-- Goal --
Gather, from the data below, each line in which the word "Johnson" occurs.

-- Data provided --
::::::::
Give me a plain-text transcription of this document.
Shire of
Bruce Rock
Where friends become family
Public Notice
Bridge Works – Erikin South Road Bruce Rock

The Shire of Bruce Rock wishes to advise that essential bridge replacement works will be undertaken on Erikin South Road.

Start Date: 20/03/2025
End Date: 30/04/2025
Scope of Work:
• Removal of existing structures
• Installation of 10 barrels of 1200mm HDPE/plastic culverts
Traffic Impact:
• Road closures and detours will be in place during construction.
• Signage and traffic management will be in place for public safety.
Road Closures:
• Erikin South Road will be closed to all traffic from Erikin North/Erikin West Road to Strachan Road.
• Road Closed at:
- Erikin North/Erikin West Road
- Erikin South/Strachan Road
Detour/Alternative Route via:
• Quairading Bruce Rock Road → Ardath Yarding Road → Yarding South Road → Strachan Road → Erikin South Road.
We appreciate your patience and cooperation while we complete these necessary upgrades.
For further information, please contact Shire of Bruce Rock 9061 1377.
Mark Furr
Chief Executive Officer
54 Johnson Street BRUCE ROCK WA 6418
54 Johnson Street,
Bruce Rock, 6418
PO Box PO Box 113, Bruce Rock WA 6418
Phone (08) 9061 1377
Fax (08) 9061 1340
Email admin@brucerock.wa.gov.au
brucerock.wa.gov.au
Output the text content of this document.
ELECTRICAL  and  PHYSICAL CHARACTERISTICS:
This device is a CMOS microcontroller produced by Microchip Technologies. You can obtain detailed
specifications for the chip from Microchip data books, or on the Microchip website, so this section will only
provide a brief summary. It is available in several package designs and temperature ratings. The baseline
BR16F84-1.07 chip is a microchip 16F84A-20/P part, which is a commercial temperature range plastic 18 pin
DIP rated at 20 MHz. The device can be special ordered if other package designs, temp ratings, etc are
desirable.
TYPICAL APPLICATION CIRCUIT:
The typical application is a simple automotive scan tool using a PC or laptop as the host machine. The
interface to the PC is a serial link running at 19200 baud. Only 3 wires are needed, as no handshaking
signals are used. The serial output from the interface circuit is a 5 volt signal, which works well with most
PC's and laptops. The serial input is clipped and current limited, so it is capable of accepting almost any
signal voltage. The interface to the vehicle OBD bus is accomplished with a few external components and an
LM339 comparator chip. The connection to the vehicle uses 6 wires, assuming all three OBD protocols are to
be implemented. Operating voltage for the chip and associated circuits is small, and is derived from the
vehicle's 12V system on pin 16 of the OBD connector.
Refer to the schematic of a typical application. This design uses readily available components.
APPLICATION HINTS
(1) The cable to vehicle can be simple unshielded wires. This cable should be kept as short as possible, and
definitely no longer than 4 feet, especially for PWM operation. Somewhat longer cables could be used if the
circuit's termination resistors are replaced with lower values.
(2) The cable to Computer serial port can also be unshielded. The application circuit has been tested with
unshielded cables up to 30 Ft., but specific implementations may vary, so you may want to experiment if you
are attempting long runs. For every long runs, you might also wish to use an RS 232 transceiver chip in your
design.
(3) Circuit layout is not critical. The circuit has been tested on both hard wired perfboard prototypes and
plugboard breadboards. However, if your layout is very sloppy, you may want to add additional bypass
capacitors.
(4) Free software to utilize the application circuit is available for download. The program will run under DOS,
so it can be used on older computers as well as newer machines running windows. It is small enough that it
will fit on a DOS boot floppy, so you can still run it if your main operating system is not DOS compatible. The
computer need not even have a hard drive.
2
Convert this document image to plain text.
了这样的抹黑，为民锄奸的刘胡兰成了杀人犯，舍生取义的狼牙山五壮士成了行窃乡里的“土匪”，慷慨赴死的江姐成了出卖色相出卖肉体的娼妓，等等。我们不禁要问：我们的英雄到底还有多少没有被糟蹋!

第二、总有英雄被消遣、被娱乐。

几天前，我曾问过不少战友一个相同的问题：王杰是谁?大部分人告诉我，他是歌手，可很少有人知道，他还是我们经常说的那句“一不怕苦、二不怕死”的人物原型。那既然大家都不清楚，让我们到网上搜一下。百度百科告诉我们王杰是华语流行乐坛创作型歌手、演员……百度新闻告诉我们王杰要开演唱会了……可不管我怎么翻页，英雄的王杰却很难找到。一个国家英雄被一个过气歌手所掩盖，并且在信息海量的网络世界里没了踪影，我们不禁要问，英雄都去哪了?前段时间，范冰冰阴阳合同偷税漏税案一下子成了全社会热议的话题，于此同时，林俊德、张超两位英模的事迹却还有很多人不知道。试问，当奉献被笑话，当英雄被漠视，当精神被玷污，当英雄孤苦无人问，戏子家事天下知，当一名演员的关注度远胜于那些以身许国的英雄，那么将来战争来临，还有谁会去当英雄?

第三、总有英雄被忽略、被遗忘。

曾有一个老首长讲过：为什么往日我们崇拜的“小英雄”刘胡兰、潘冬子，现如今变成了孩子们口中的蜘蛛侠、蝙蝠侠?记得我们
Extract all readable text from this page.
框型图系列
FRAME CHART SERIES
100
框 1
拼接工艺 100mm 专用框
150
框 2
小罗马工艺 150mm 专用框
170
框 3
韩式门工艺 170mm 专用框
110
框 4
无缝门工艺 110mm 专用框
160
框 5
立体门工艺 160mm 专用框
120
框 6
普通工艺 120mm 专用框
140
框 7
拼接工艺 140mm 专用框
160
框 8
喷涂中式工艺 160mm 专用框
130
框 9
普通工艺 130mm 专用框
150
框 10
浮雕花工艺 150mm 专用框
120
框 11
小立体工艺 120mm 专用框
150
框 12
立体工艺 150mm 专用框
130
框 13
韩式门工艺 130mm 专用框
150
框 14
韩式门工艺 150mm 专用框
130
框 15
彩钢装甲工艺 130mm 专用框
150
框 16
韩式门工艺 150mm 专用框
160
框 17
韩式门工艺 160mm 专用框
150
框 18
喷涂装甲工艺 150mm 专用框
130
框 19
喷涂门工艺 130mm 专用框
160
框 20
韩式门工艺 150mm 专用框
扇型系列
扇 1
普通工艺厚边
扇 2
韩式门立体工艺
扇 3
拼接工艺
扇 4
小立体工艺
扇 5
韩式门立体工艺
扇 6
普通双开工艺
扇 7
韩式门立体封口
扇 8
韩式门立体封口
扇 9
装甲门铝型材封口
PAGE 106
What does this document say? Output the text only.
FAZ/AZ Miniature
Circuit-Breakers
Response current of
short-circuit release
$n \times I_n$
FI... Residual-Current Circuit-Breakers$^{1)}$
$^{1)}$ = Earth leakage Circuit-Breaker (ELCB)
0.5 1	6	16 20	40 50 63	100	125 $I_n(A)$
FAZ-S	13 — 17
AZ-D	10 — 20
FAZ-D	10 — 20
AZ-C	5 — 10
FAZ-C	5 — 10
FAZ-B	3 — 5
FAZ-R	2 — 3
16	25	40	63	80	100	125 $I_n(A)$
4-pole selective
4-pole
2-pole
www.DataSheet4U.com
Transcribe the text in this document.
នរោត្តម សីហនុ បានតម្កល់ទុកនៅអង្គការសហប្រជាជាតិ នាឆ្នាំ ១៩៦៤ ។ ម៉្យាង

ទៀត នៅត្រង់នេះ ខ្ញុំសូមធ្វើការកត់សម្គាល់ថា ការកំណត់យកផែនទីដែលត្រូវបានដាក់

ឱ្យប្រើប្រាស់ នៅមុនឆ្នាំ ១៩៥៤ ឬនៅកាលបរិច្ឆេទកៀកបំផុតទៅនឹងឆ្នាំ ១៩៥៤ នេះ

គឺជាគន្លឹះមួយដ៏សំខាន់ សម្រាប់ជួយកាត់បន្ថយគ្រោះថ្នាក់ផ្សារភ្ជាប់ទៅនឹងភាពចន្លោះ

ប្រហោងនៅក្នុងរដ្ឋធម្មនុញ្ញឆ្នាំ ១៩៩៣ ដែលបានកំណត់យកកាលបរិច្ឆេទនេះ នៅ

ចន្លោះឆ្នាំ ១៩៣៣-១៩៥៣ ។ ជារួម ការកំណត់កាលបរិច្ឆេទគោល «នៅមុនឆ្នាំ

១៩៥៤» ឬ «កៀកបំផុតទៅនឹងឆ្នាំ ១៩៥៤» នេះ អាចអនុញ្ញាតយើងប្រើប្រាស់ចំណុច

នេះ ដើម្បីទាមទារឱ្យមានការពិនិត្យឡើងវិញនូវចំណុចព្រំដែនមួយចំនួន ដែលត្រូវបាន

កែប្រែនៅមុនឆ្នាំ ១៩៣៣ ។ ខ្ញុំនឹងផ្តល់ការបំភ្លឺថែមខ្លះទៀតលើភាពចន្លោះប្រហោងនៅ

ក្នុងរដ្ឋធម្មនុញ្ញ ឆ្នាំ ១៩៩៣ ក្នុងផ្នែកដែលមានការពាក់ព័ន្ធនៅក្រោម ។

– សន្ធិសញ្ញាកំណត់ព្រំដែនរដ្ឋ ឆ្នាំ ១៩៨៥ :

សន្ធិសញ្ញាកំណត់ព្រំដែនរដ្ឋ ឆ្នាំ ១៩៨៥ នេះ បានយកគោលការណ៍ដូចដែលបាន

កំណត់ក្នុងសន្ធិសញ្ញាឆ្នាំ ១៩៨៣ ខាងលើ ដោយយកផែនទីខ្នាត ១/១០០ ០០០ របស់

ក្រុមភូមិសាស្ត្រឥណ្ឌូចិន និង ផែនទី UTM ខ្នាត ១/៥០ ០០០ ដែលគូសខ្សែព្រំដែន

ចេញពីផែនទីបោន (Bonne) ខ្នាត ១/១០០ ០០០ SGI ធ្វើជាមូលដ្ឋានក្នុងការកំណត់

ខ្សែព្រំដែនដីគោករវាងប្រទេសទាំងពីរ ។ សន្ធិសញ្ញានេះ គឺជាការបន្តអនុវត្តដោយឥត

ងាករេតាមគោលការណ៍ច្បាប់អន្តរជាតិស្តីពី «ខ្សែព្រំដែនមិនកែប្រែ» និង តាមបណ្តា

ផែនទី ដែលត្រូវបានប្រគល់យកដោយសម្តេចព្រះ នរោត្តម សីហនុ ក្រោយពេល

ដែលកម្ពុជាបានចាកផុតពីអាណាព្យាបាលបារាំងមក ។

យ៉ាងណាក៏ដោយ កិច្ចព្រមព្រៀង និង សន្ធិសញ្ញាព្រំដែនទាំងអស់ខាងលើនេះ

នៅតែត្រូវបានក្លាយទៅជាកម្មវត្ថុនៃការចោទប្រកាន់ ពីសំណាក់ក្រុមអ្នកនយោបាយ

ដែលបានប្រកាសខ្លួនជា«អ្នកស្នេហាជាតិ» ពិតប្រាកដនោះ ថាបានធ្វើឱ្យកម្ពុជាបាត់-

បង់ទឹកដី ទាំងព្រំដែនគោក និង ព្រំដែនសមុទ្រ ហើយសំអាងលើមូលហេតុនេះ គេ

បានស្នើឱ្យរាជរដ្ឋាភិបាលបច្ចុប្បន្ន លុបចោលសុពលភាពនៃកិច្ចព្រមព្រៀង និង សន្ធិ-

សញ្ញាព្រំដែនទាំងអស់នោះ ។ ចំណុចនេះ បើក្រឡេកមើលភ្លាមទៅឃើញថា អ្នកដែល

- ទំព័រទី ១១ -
::::::::
-- Exercise result --
54 Johnson Street BRUCE ROCK WA 6418
54 Johnson Street,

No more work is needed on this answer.